#### Exercise
All of the material below is to be repeated exactly.

#### Records supplied
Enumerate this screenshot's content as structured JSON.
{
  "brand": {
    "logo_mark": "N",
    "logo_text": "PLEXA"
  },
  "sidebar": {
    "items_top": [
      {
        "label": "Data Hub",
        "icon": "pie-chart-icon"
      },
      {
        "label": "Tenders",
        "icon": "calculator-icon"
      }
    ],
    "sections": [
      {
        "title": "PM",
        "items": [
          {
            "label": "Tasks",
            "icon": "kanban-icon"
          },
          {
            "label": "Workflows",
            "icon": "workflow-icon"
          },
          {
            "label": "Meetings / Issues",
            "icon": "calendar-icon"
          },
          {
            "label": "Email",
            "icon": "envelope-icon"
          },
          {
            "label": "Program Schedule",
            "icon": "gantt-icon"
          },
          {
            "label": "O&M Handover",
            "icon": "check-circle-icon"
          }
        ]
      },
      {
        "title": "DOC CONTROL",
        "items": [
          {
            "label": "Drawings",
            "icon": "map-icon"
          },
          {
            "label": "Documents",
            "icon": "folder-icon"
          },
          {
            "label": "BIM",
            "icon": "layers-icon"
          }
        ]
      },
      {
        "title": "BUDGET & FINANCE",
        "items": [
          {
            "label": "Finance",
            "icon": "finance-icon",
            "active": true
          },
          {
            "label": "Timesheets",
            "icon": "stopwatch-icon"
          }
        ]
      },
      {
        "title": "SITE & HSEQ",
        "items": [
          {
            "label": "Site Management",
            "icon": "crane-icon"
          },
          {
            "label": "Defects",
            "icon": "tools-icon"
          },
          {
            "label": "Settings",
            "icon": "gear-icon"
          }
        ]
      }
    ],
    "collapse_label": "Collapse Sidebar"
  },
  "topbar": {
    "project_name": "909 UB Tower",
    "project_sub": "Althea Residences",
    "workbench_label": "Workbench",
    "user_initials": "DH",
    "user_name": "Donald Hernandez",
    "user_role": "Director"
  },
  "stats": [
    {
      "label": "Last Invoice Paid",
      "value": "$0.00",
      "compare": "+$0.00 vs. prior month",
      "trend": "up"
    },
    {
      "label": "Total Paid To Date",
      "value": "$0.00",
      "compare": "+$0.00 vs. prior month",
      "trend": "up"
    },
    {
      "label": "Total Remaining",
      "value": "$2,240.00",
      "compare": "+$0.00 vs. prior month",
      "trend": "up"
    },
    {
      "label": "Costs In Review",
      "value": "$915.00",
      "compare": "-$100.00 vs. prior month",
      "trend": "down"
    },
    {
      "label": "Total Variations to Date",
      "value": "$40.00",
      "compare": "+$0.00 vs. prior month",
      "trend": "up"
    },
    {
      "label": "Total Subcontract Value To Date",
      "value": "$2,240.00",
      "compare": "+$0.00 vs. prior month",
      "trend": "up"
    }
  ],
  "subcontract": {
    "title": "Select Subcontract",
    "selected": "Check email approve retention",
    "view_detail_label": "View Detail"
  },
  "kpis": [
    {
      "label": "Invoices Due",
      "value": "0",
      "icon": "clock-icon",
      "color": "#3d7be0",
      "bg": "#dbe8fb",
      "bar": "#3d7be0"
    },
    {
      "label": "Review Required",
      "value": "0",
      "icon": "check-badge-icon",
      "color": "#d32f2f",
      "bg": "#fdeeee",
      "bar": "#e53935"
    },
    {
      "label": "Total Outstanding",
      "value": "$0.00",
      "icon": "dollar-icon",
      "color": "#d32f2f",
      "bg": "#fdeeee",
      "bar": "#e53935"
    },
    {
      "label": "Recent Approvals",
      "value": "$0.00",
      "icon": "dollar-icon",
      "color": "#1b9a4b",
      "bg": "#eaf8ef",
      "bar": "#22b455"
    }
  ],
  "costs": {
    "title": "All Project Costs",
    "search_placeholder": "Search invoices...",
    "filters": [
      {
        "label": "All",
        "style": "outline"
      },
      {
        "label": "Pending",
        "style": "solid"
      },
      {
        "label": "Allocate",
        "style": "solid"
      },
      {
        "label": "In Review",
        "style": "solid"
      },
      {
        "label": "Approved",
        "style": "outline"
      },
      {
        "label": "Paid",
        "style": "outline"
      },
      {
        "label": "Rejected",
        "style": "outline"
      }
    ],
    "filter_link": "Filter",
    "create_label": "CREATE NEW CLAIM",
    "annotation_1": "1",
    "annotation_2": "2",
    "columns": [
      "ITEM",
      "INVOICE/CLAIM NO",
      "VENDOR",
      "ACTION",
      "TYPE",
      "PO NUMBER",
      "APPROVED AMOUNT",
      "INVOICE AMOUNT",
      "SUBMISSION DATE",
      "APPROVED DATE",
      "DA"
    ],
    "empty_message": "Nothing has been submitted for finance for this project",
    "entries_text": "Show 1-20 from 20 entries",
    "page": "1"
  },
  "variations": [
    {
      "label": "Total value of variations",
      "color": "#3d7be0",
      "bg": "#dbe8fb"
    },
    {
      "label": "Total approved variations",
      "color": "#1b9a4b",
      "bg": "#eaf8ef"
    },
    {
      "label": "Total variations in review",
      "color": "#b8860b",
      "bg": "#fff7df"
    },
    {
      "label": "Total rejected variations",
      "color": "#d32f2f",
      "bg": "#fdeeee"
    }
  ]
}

#### Final result
Enumerate this screenshot's content as structured JSON.
{
  "brand": {
    "logo_mark": "N",
    "logo_text": "PLEXA"
  },
  "sidebar": {
    "items_top": [
      {
        "label": "Data Hub",
        "icon": "pie-chart-icon"
      },
      {
        "label": "Tenders",
        "icon": "calculator-icon"
      }
    ],
    "sections": [
      {
        "title": "PM",
        "items": [
          {
            "label": "Tasks",
            "icon": "kanban-icon"
          },
          {
            "label": "Workflows",
            "icon": "workflow-icon"
          },
          {
            "label": "Meetings / Issues",
            "icon": "calendar-icon"
          },
          {
            "label": "Email",
            "icon": "envelope-icon"
          },
          {
            "label": "Program Schedule",
            "icon": "gantt-icon"
          },
          {
            "label": "O&M Handover",
            "icon": "check-circle-icon"
          }
        ]
      },
      {
        "title": "DOC CONTROL",
        "items": [
          {
            "label": "Drawings",
            "icon": "map-icon"
          },
          {
            "label": "Documents",
            "icon": "folder-icon"
          },
          {
            "label": "BIM",
            "icon": "layers-icon"
          }
        ]
      },
      {
        "title": "BUDGET & FINANCE",
        "items": [
          {
            "label": "Finance",
            "icon": "finance-icon",
            "active": true
          },
          {
            "label": "Timesheets",
            "icon": "stopwatch-icon"
          }
        ]
      },
      {
        "title": "SITE & HSEQ",
        "items": [
          {
            "label": "Site Management",
            "icon": "crane-icon"
          },
          {
            "label": "Defects",
            "icon": "tools-icon"
          },
          {
            "label": "Settings",
            "icon": "gear-icon"
          }
        ]
      }
    ],
    "collapse_label": "Collapse Sidebar"
  },
  "topbar": {
    "project_name": "909 UB Tower",
    "project_sub": "Althea Residences",
    "workbench_label": "Workbench",
    "user_initials": "DH",
    "user_name": "Donald Hernandez",
    "user_role": "Director"
  },
  "stats": [
    {
      "label": "Last Invoice Paid",
      "value": "$0.00",
      "compare": "+$0.00 vs. prior month",
      "trend": "up"
    },
    {
      "label": "Total Paid To Date",
      "value": "$0.00",
      "compare": "+$0.00 vs. prior month",
      "trend": "up"
    },
    {
      "label": "Total Remaining",
      "value": "$2,240.00",
      "compare": "+$0.00 vs. prior month",
      "trend": "up"
    },
    {
      "label": "Costs In Review",
      "value": "$915.00",
      "compare": "-$100.00 vs. prior month",
      "trend": "down"
    },
    {
      "label": "Total Variations to Date",
      "value": "$40.00",
      "compare": "+$0.00 vs. prior month",
      "trend": "up"
    },
    {
      "label": "Total Subcontract Value To Date",
      "value": "$2,240.00",
      "compare": "+$0.00 vs. prior month",
      "trend": "up"
    }
  ],
  "subcontract": {
    "title": "Select Subcontract",
    "selected": "Check email approve retention",
    "view_detail_label": "View Detail"
  },
  "kpis": [
    {
      "label": "Invoices Due",
      "value": "0",
      "icon": "clock-icon",
      "color": "#3d7be0",
      "bg": "#dbe8fb",
      "bar": "#3d7be0"
    },
    {
      "label": "Review Required",
      "value": "0",
      "icon": "check-badge-icon",
      "color": "#d32f2f",
      "bg": "#fdeeee",
      "bar": "#e53935"
    },
    {
      "label": "Total Outstanding",
      "value": "$0.00",
      "icon": "dollar-icon",
      "color": "#d32f2f",
      "bg": "#fdeeee",
      "bar": "#e53935"
    },
    {
      "label": "Recent Approvals",
      "value": "$0.00",
      "icon": "dollar-icon",
      "color": "#1b9a4b",
      "bg": "#eaf8ef",
      "bar": "#22b455"
    }
  ],
  "costs": {
    "title": "All Project Costs",
    "search_placeholder": "Search invoices...",
    "filters": [
      {
        "label": "All",
        "style": "outline"
      },
      {
        "label": "Pending",
        "style": "solid"
      },
      {
        "label": "Allocate",
        "style": "solid"
      },
      {
        "label": "In Review",
        "style": "solid"
      },
      {
        "label": "Approved",
        "style": "outline"
      },
      {
        "label": "Paid",
        "style": "outline"
      },
      {
        "label": "Rejected",
        "style": "outline"
      }
    ],
    "filter_link": "Filter",
    "create_label": "CREATE NEW CLAIM",
    "annotation_1": "1",
    "annotation_2": "2",
    "columns": [
      "ITEM",
      "INVOICE/CLAIM NO",
      "VENDOR",
      "ACTION",
      "TYPE",
      "PO NUMBER",
      "APPROVED AMOUNT",
      "INVOICE AMOUNT",
      "SUBMISSION DATE",
      "APPROVED DATE",
      "DA"
    ],
    "empty_message": "Nothing has been submitted for finance for this project",
    "entries_text": "Show 1-20 from 20 entries",
    "page": "1"
  },
  "variations": [
    {
      "label": "Total value of variations",
      "color": "#3d7be0",
      "bg": "#dbe8fb"
    },
    {
      "label": "Total approved variations",
      "color": "#1b9a4b",
      "bg": "#eaf8ef"
    },
    {
      "label": "Total variations in review",
      "color": "#b8860b",
      "bg": "#fff7df"
    },
    {
      "label": "Total rejected variations",
      "color": "#d32f2f",
      "bg": "#fdeeee"
    }
  ]
}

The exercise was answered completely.